## INPUT FOR THIS TASK
####################

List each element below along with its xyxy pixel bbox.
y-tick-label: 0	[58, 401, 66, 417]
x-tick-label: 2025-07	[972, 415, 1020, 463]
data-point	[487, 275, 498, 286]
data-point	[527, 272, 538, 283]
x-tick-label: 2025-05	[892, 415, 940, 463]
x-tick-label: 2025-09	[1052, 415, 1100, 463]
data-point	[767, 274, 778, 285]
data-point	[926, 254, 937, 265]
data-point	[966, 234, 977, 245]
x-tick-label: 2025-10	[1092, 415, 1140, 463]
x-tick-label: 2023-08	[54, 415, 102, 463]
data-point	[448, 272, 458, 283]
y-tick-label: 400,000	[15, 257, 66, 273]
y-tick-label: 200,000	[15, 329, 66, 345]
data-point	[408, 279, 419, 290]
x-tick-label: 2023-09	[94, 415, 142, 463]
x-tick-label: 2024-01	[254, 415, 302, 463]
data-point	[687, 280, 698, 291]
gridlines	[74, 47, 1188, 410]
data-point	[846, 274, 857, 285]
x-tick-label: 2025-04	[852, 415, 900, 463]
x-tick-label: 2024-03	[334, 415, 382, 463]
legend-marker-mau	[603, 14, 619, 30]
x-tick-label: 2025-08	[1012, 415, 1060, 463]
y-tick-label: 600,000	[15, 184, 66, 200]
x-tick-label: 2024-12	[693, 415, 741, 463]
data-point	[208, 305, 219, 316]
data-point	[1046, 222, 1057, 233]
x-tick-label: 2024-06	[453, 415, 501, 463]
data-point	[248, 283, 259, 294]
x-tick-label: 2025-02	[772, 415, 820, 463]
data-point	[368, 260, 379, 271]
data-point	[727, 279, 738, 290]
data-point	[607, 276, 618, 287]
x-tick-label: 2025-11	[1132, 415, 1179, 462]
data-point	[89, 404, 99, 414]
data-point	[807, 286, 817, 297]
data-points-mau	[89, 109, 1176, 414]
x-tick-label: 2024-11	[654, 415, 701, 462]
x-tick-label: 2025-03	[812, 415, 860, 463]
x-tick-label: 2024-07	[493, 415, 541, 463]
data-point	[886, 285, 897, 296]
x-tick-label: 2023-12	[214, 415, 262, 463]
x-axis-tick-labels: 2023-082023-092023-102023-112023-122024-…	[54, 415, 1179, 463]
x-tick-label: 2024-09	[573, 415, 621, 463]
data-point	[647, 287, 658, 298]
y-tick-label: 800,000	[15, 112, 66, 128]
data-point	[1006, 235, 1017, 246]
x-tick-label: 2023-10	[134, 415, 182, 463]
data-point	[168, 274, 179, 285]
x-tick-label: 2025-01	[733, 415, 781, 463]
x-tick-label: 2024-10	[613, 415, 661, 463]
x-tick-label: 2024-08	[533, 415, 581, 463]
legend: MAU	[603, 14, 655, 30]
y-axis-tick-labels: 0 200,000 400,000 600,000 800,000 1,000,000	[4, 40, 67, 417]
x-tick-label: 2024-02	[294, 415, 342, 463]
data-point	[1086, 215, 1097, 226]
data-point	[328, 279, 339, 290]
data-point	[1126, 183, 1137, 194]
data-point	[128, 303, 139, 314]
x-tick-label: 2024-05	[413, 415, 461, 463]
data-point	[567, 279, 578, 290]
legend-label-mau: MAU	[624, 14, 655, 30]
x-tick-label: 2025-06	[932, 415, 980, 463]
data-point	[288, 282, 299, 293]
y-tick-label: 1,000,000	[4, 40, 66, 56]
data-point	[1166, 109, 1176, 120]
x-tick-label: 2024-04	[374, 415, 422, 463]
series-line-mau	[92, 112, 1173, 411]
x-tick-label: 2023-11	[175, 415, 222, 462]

####################

## REQUIRED TASK
Reproduce all of the entries above, substituting "x-axis-label" for every occurrence of "x-tick-label" and leaving everything else unchanged.

## REPLY
List each element below along with its xyxy pixel bbox.
y-tick-label: 0	[58, 401, 66, 417]
x-axis-label: 2025-07	[972, 415, 1020, 463]
data-point	[487, 275, 498, 286]
data-point	[527, 272, 538, 283]
x-axis-label: 2025-05	[892, 415, 940, 463]
x-axis-label: 2025-09	[1052, 415, 1100, 463]
data-point	[767, 274, 778, 285]
data-point	[926, 254, 937, 265]
data-point	[966, 234, 977, 245]
x-axis-label: 2025-10	[1092, 415, 1140, 463]
x-axis-label: 2023-08	[54, 415, 102, 463]
data-point	[448, 272, 458, 283]
y-tick-label: 400,000	[15, 257, 66, 273]
y-tick-label: 200,000	[15, 329, 66, 345]
data-point	[408, 279, 419, 290]
x-axis-label: 2023-09	[94, 415, 142, 463]
x-axis-label: 2024-01	[254, 415, 302, 463]
data-point	[687, 280, 698, 291]
gridlines	[74, 47, 1188, 410]
data-point	[846, 274, 857, 285]
x-axis-label: 2025-04	[852, 415, 900, 463]
x-axis-label: 2024-03	[334, 415, 382, 463]
legend-marker-mau	[603, 14, 619, 30]
x-axis-label: 2025-08	[1012, 415, 1060, 463]
y-tick-label: 600,000	[15, 184, 66, 200]
x-axis-label: 2024-12	[693, 415, 741, 463]
data-point	[208, 305, 219, 316]
data-point	[1046, 222, 1057, 233]
x-axis-label: 2024-06	[453, 415, 501, 463]
data-point	[248, 283, 259, 294]
x-axis-label: 2025-02	[772, 415, 820, 463]
data-point	[368, 260, 379, 271]
data-point	[727, 279, 738, 290]
data-point	[607, 276, 618, 287]
x-axis-label: 2025-11	[1132, 415, 1179, 462]
data-point	[89, 404, 99, 414]
data-point	[807, 286, 817, 297]
data-points-mau	[89, 109, 1176, 414]
x-axis-label: 2024-11	[654, 415, 701, 462]
x-axis-label: 2025-03	[812, 415, 860, 463]
x-axis-label: 2024-07	[493, 415, 541, 463]
data-point	[886, 285, 897, 296]
x-axis-label: 2023-12	[214, 415, 262, 463]
x-axis-tick-labels: 2023-082023-092023-102023-112023-122024-…	[54, 415, 1179, 463]
x-axis-label: 2024-09	[573, 415, 621, 463]
data-point	[647, 287, 658, 298]
y-tick-label: 800,000	[15, 112, 66, 128]
data-point	[1006, 235, 1017, 246]
x-axis-label: 2023-10	[134, 415, 182, 463]
data-point	[168, 274, 179, 285]
x-axis-label: 2025-01	[733, 415, 781, 463]
x-axis-label: 2024-10	[613, 415, 661, 463]
x-axis-label: 2024-08	[533, 415, 581, 463]
legend: MAU	[603, 14, 655, 30]
y-axis-tick-labels: 0 200,000 400,000 600,000 800,000 1,000,000	[4, 40, 67, 417]
x-axis-label: 2024-02	[294, 415, 342, 463]
data-point	[1086, 215, 1097, 226]
data-point	[328, 279, 339, 290]
data-point	[1126, 183, 1137, 194]
data-point	[128, 303, 139, 314]
x-axis-label: 2024-05	[413, 415, 461, 463]
data-point	[567, 279, 578, 290]
legend-label-mau: MAU	[624, 14, 655, 30]
x-axis-label: 2025-06	[932, 415, 980, 463]
data-point	[288, 282, 299, 293]
y-tick-label: 1,000,000	[4, 40, 66, 56]
data-point	[1166, 109, 1176, 120]
x-axis-label: 2024-04	[374, 415, 422, 463]
series-line-mau	[92, 112, 1173, 411]
x-axis-label: 2023-11	[175, 415, 222, 462]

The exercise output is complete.